_Aim of the task:_ Extract all lines from the data beneath that include the word "активом".

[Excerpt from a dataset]
━━━━━━━━━━━━━━━━━━━━━━━━━━━━━━

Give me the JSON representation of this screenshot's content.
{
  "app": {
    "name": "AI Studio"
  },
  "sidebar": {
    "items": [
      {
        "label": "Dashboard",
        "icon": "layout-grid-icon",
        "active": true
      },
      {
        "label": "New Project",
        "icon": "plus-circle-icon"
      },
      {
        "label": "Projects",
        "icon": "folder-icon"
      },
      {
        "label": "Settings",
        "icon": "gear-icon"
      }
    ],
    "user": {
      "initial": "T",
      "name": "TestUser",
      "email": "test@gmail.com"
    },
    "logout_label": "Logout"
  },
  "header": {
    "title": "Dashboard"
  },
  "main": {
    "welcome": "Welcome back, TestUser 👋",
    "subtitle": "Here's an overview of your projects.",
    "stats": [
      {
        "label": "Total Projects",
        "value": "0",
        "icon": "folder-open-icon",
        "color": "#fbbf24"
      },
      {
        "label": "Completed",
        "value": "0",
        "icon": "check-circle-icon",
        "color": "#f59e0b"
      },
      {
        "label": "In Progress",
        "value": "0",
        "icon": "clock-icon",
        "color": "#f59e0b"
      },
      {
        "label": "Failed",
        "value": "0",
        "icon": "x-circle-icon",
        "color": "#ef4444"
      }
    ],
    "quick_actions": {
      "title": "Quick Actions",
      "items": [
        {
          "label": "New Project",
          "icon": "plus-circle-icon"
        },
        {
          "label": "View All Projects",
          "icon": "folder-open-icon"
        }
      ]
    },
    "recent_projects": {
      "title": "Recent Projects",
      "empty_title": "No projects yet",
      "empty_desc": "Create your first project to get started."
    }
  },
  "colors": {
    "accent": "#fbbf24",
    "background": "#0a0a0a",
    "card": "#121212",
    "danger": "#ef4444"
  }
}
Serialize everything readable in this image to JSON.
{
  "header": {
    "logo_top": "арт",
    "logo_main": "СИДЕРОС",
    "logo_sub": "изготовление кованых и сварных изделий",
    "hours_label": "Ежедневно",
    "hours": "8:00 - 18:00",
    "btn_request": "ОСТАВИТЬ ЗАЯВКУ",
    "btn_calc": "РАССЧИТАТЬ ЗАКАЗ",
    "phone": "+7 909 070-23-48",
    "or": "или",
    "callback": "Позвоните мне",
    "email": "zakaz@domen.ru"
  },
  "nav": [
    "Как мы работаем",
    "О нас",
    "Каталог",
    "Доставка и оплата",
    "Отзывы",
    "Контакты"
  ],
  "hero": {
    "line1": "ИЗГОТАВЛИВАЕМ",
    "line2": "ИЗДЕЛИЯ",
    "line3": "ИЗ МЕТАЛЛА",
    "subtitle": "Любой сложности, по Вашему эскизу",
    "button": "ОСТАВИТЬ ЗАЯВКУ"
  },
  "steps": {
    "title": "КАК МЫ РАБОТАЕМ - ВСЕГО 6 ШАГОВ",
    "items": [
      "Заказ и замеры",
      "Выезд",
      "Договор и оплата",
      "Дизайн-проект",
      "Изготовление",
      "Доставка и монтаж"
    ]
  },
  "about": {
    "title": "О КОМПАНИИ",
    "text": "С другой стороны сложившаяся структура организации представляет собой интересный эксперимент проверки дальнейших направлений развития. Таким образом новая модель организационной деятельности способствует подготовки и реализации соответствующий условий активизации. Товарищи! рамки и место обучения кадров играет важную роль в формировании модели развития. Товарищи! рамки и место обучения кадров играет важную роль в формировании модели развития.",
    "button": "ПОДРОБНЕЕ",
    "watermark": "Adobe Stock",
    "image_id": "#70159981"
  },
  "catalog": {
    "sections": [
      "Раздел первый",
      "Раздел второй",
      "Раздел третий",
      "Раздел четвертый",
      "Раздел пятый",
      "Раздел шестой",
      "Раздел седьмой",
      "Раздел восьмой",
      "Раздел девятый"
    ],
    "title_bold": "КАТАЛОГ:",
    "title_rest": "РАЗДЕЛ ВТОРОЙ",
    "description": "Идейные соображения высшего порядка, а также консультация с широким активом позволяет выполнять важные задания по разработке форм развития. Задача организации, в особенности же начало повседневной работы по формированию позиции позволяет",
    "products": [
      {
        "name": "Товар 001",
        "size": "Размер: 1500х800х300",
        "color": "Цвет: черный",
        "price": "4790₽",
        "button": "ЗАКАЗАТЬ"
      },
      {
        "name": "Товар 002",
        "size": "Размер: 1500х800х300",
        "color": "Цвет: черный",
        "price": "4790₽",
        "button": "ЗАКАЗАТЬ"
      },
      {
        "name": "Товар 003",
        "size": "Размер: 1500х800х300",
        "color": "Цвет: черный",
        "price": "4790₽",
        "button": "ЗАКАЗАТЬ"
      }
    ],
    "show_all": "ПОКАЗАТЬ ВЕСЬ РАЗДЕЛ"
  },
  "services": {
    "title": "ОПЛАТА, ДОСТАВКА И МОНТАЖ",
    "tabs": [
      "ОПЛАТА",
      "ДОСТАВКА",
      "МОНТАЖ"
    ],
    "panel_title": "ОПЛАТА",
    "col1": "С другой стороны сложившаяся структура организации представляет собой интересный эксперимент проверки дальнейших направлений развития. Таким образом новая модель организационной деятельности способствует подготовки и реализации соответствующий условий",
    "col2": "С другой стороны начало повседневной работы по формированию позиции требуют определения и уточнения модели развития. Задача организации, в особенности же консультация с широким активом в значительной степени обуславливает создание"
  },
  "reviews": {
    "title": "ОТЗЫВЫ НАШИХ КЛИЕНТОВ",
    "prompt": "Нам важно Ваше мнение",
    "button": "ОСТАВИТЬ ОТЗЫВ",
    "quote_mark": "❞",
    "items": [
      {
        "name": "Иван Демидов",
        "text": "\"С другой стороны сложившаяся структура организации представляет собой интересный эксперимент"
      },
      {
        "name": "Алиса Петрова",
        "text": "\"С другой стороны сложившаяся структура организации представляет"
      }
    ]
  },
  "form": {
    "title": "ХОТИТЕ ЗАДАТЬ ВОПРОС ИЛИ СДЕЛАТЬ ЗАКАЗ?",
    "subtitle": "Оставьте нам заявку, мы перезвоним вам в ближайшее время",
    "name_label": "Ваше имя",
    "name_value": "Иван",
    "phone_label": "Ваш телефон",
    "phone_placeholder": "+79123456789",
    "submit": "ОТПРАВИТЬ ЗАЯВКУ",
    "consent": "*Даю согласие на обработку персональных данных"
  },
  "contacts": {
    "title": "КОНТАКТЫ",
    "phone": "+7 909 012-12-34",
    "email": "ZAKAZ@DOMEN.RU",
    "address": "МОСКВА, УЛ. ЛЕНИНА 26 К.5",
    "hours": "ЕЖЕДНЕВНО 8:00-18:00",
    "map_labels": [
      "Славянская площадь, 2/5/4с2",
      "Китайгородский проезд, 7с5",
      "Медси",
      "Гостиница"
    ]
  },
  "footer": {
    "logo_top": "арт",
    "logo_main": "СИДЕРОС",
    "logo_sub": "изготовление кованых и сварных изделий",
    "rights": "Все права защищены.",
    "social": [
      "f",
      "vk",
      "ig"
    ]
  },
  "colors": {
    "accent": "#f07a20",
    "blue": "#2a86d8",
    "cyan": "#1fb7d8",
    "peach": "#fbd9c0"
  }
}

━━━━━━━━━━━━━━━━━━━━━━━━━━━━━━

_Output for this task:_
    "description": "Идейные соображения высшего порядка, а также консультация с широким активом позволяет выполнять важные задания по разработке форм развития. Задача организации, в особенности же начало повседневной работы по формированию позиции позволяет",
    "col2": "С другой стороны начало повседневной работы по формированию позиции требуют определения и уточнения модели развития. Задача организации, в особенности же консультация с широким активом в значительной степени обуславливает создание"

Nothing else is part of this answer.